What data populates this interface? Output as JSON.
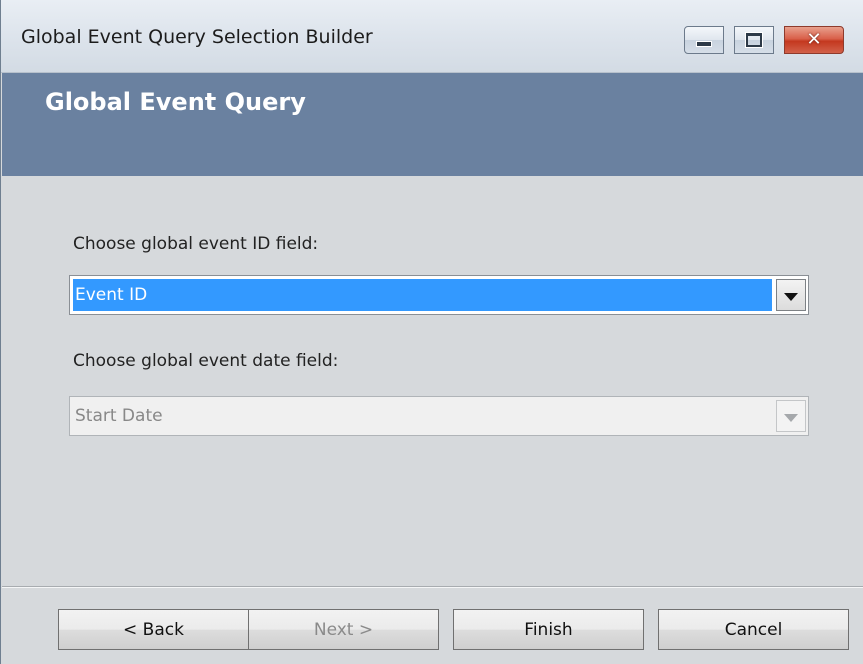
{
  "window": {
    "title": "Global Event Query Selection Builder",
    "minimize_icon": "minimize-icon",
    "maximize_icon": "maximize-icon",
    "close_icon": "close-icon",
    "close_glyph": "✕"
  },
  "banner": {
    "title": "Global Event Query"
  },
  "form": {
    "id_field_label": "Choose global event ID field:",
    "id_field_value": "Event ID",
    "date_field_label": "Choose global event date field:",
    "date_field_value": "Start Date"
  },
  "buttons": {
    "back": "< Back",
    "next": "Next >",
    "finish": "Finish",
    "cancel": "Cancel"
  },
  "colors": {
    "banner": "#6a81a0",
    "selection": "#3399ff",
    "close_button": "#c4381f"
  }
}
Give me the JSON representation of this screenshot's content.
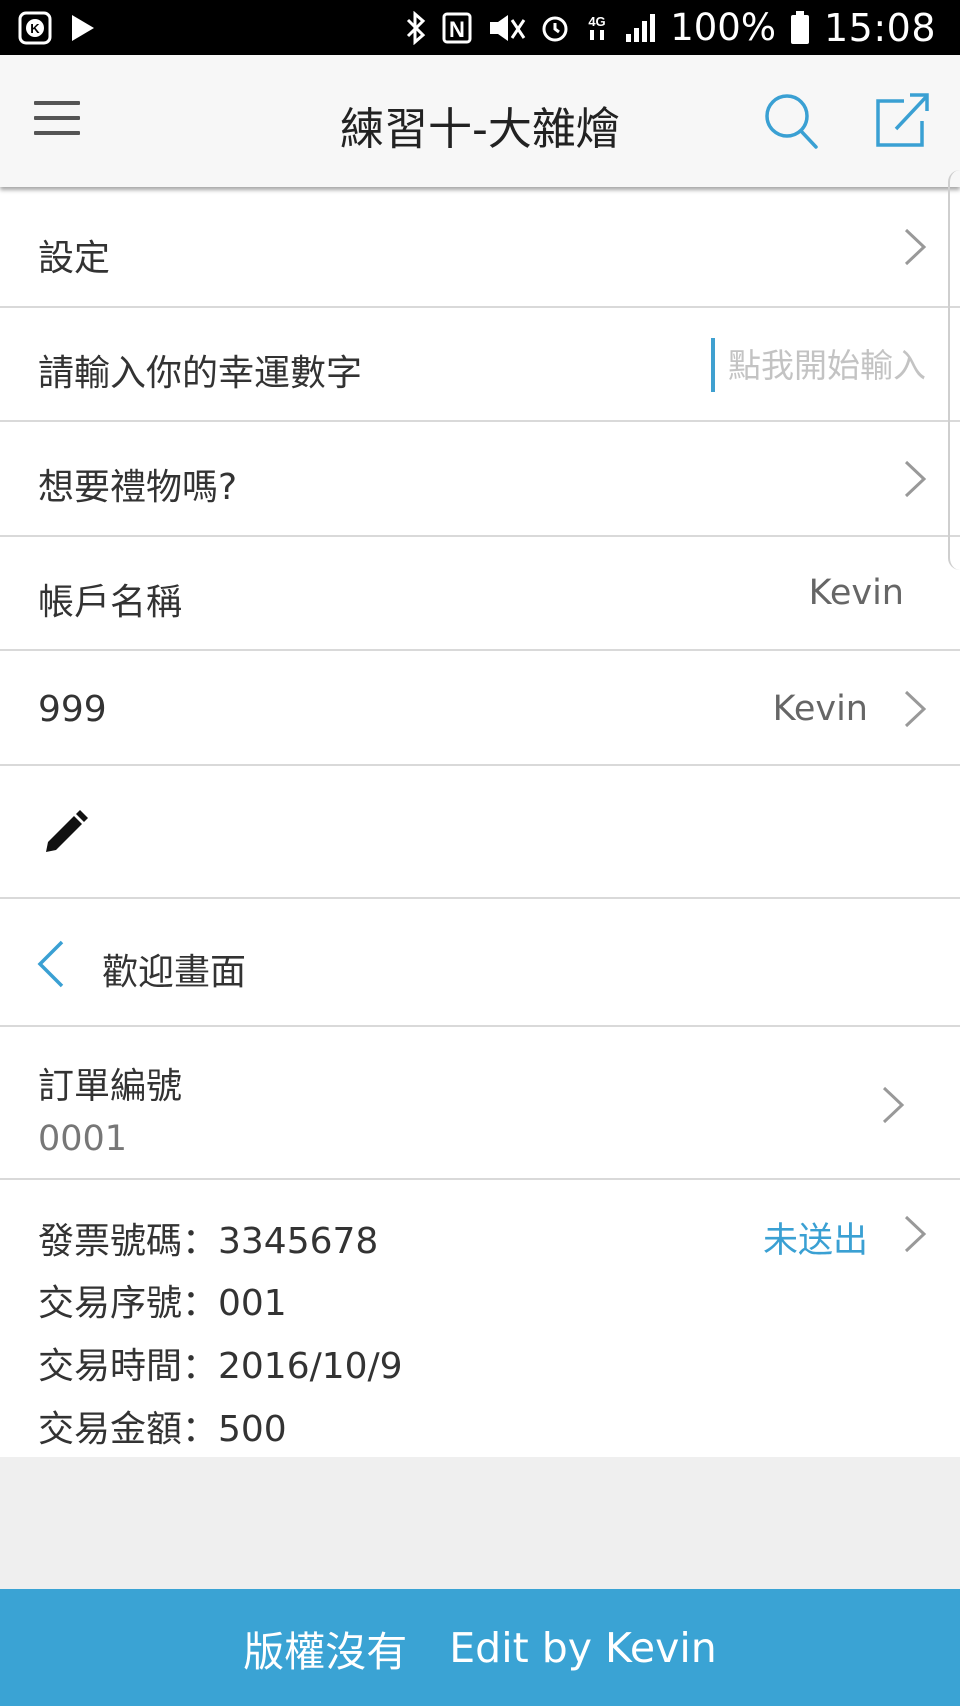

────

-- SET EXERCISE --
Reproduce the full listing faithfully, but do not carry over any pictures.

-- COMPLETE OUTPUT --
What data populates this interface? Output as JSON.
{
  "window": {
    "title": "Global Event Query Selection Builder",
    "minimize_icon": "minimize-icon",
    "maximize_icon": "maximize-icon",
    "close_icon": "close-icon",
    "close_glyph": "✕"
  },
  "banner": {
    "title": "Global Event Query"
  },
  "form": {
    "id_field_label": "Choose global event ID field:",
    "id_field_value": "Event ID",
    "date_field_label": "Choose global event date field:",
    "date_field_value": "Start Date"
  },
  "buttons": {
    "back": "< Back",
    "next": "Next >",
    "finish": "Finish",
    "cancel": "Cancel"
  },
  "colors": {
    "banner": "#6a81a0",
    "selection": "#3399ff",
    "close_button": "#c4381f"
  }
}
Give me the JSON representation of this screenshot's content.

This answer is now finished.